* PROBLEM DETAILS
Write out the records word for word, starting at their very first line and stopping after the line that contains "- item-text: Majikan yang telah".

Listings of boxed layout items
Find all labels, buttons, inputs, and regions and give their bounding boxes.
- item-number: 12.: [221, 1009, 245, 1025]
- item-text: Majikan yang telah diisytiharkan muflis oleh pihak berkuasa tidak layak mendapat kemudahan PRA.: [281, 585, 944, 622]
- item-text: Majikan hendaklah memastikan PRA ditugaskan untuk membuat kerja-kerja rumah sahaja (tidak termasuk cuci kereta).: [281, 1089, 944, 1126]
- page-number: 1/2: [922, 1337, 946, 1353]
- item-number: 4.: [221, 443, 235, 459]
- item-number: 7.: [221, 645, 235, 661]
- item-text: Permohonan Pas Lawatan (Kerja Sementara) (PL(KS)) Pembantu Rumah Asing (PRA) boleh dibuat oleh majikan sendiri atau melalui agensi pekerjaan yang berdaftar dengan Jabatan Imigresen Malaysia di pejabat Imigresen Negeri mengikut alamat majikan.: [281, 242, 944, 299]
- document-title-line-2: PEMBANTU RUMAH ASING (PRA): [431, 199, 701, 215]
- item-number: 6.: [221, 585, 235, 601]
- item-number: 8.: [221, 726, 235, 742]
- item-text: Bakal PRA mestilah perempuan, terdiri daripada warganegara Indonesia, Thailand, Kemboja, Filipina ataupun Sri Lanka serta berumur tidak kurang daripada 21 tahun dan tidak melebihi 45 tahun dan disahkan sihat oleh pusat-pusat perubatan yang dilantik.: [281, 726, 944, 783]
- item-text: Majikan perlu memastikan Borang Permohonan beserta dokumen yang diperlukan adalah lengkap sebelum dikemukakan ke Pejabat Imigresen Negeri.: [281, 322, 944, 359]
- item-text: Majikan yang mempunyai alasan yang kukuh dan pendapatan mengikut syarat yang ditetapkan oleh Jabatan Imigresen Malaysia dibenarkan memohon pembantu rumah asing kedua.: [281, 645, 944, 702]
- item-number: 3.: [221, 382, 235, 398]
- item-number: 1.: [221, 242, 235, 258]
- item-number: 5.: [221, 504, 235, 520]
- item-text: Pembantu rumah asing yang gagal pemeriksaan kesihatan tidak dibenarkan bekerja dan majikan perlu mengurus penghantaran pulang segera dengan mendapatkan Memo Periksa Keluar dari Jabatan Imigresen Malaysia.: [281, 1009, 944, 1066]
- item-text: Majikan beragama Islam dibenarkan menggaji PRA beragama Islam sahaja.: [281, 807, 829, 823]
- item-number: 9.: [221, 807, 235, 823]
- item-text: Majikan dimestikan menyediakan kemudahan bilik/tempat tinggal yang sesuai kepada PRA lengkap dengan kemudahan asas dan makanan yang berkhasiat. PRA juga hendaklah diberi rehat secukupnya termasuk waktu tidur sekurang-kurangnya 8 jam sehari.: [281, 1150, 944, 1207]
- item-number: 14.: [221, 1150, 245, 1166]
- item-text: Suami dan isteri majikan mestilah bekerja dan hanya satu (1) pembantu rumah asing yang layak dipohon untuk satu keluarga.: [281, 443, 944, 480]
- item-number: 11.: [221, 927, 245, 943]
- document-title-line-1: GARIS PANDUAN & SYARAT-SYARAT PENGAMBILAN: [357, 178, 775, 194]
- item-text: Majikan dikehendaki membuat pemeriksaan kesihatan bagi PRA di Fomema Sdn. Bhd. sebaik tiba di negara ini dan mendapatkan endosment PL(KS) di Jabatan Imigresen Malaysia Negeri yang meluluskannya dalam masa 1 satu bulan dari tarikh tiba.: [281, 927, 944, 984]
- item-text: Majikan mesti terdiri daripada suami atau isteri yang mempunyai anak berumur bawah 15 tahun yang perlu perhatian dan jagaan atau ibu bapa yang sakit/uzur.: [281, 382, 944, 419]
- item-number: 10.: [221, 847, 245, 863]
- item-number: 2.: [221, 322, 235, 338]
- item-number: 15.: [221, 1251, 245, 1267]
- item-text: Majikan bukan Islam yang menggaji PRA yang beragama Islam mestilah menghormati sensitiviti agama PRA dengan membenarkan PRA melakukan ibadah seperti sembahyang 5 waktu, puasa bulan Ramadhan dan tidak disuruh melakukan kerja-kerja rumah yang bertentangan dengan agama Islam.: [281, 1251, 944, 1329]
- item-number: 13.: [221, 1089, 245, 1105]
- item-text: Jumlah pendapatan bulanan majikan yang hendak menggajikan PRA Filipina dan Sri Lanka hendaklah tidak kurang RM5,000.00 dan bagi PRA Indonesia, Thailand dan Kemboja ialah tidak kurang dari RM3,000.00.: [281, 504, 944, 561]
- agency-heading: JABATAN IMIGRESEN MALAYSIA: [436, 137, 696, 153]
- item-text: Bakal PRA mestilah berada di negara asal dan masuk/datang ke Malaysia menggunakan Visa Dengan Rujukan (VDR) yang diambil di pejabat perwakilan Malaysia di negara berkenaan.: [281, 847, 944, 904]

* RESULT FOR THIS TASK
Find all labels, buttons, inputs, and regions and give their bounding boxes.
- item-number: 12.: [221, 1009, 245, 1025]
- item-text: Majikan yang telah diisytiharkan muflis oleh pihak berkuasa tidak layak mendapat kemudahan PRA.: [281, 585, 944, 622]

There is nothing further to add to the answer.